» **Requirements**
Report all lines holding "管子外径".

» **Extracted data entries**
[BEGIN]

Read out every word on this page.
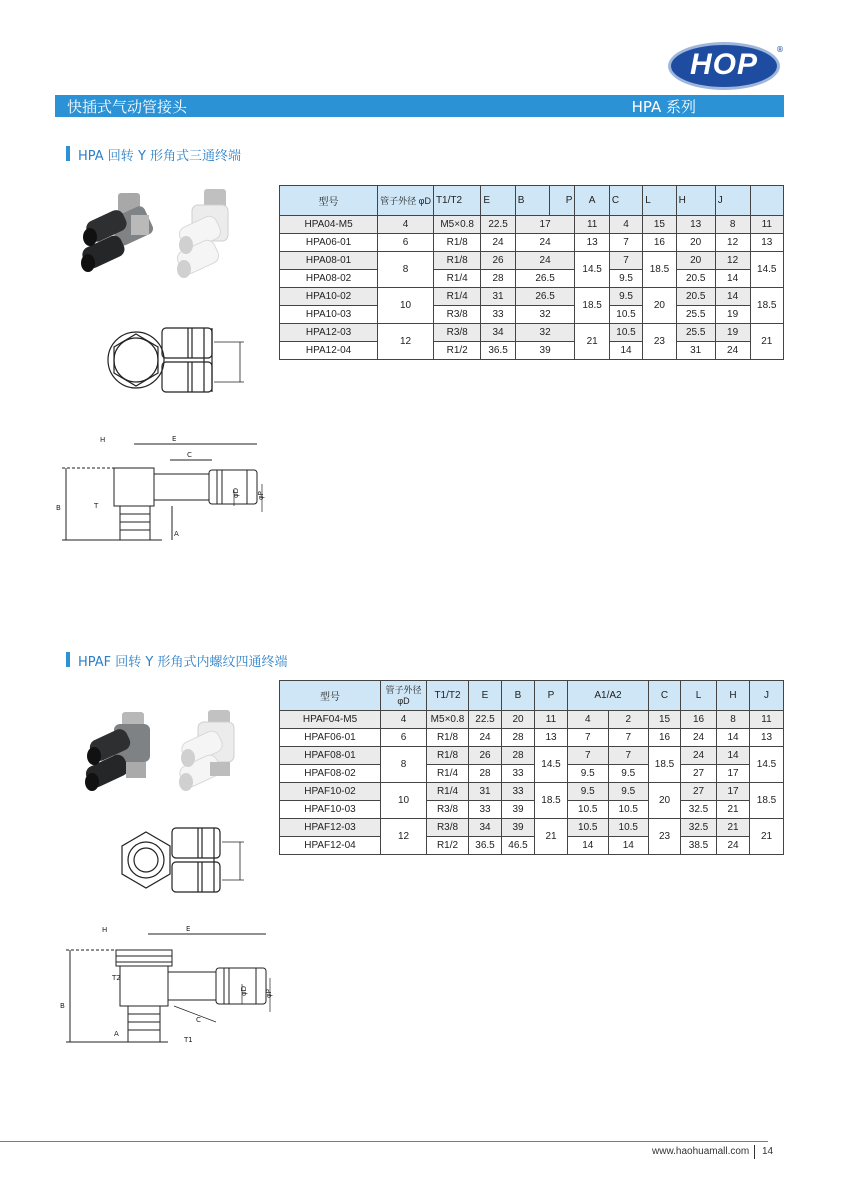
HOP	®
快插式气动管接头	HPA 系列
HPA 回转 Y 形角式三通终端
H	E
C
B	T
A
φD φP
型号	管子外径 φD	T1/T2	E	B	P	A	C	L	H	J	
HPA04-M5	4	M5×0.8	22.5	17		11	4	15	13	8	11
HPA06-01	6	R1/8	24	24		13	7	16	20	12	13
HPA08-01	8	R1/8	26	24		14.5	7	18.5	20	12	14.5
HPA08-02		R1/4	28	26.5			9.5		20.5	14	
HPA10-02	10	R1/4	31	26.5		18.5	9.5	20	20.5	14	18.5
HPA10-03		R3/8	33	32			10.5		25.5	19	
HPA12-03	12	R3/8	34	32		21	10.5	23	25.5	19	21
HPA12-04		R1/2	36.5	39			14		31	24	
HPAF 回转 Y 形角式内螺纹四通终端
H	E
T2
B
C
A
T1
φD φP
型号	管子外径 φD	T1/T2	E	B	P	A1/A2		C	L	H	J
HPAF04-M5	4	M5×0.8	22.5	20	11	4	2	15	16	8	11
HPAF06-01	6	R1/8	24	28	13	7	7	16	24	14	13
HPAF08-01	8	R1/8	26	28	14.5	7	7	18.5	24	14	14.5
HPAF08-02		R1/4	28	33		9.5	9.5		27	17	
HPAF10-02	10	R1/4	31	33	18.5	9.5	9.5	20	27	17	18.5
HPAF10-03		R3/8	33	39		10.5	10.5		32.5	21	
HPAF12-03	12	R3/8	34	39	21	10.5	10.5	23	32.5	21	21
HPAF12-04		R1/2	36.5	46.5		14	14		38.5	24	
www.haohuamall.com 14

[END]

» **Output of the exercise**
型号	管子外径 φD	T1/T2	E	B	P	A	C	L	H	J	
型号	管子外径 φD	T1/T2	E	B	P	A1/A2		C	L	H	J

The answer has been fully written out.